:: EXERCISE INPUTS

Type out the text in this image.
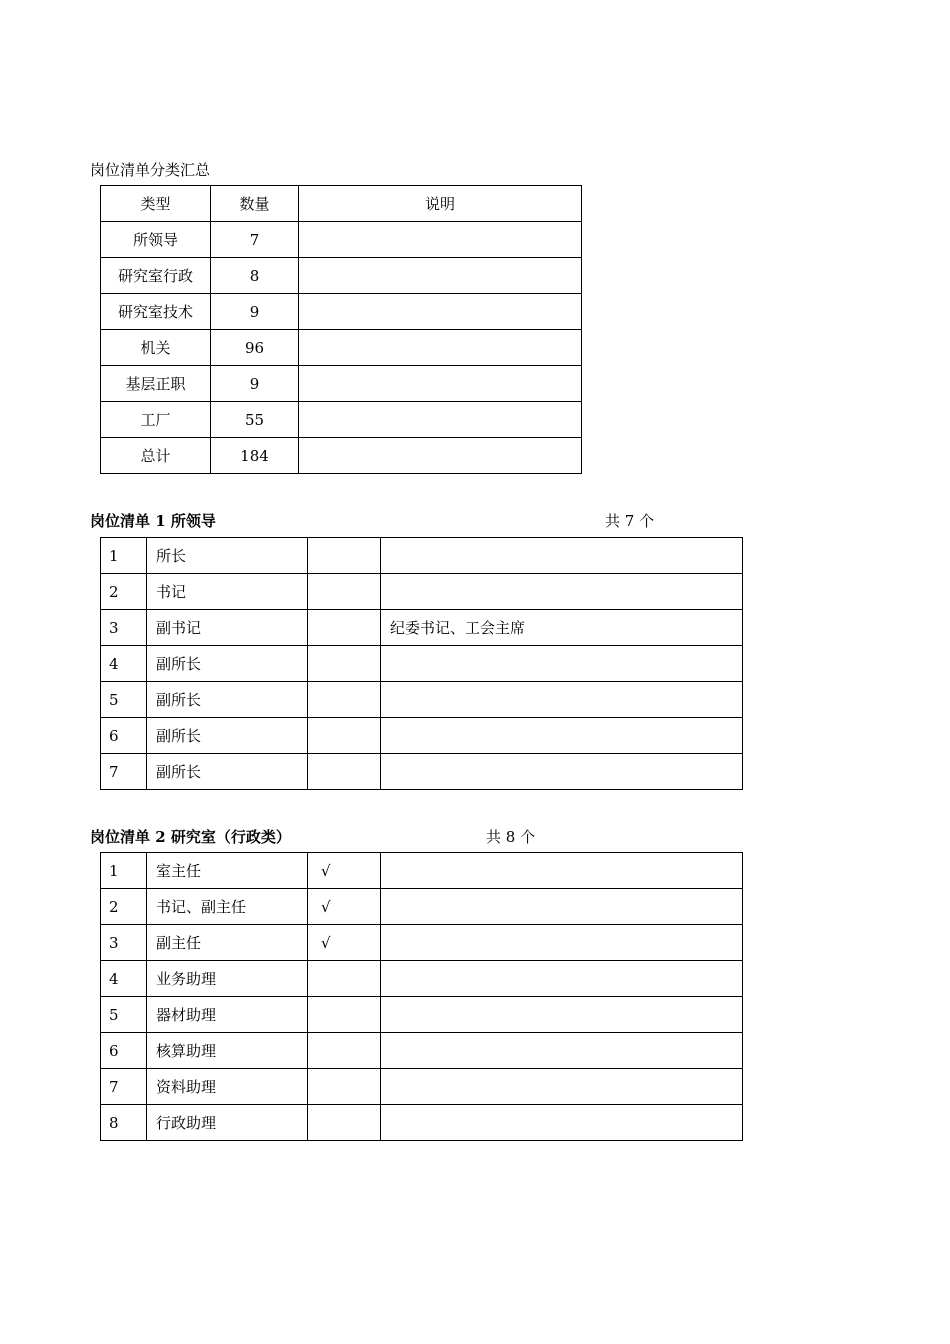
岗位清单分类汇总
类型	数量	说明
所领导	7	
研究室行政	8	
研究室技术	9	
机关	96	
基层正职	9	
工厂	55	
总计	184	
岗位清单 1 所领导	共 7 个
1	所长		
2	书记		
3	副书记		纪委书记、工会主席
4	副所长		
5	副所长		
6	副所长		
7	副所长		
岗位清单 2 研究室（行政类）	共 8 个
1	室主任	√	
2	书记、副主任	√	
3	副主任	√	
4	业务助理		
5	器材助理		
6	核算助理		
7	资料助理		
8	行政助理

::::

WHAT YOU HAVE TO DO: Copy the entries exactly. Leave out the images.

WRITTEN SOLUTION:
Type out the text in this image.
岗位清单分类汇总
类型	数量	说明
所领导	7	
研究室行政	8	
研究室技术	9	
机关	96	
基层正职	9	
工厂	55	
总计	184	
岗位清单 1 所领导	共 7 个
1	所长		
2	书记		
3	副书记		纪委书记、工会主席
4	副所长		
5	副所长		
6	副所长		
7	副所长		
岗位清单 2 研究室（行政类）	共 8 个
1	室主任	√	
2	书记、副主任	√	
3	副主任	√	
4	业务助理		
5	器材助理		
6	核算助理		
7	资料助理		
8	行政助理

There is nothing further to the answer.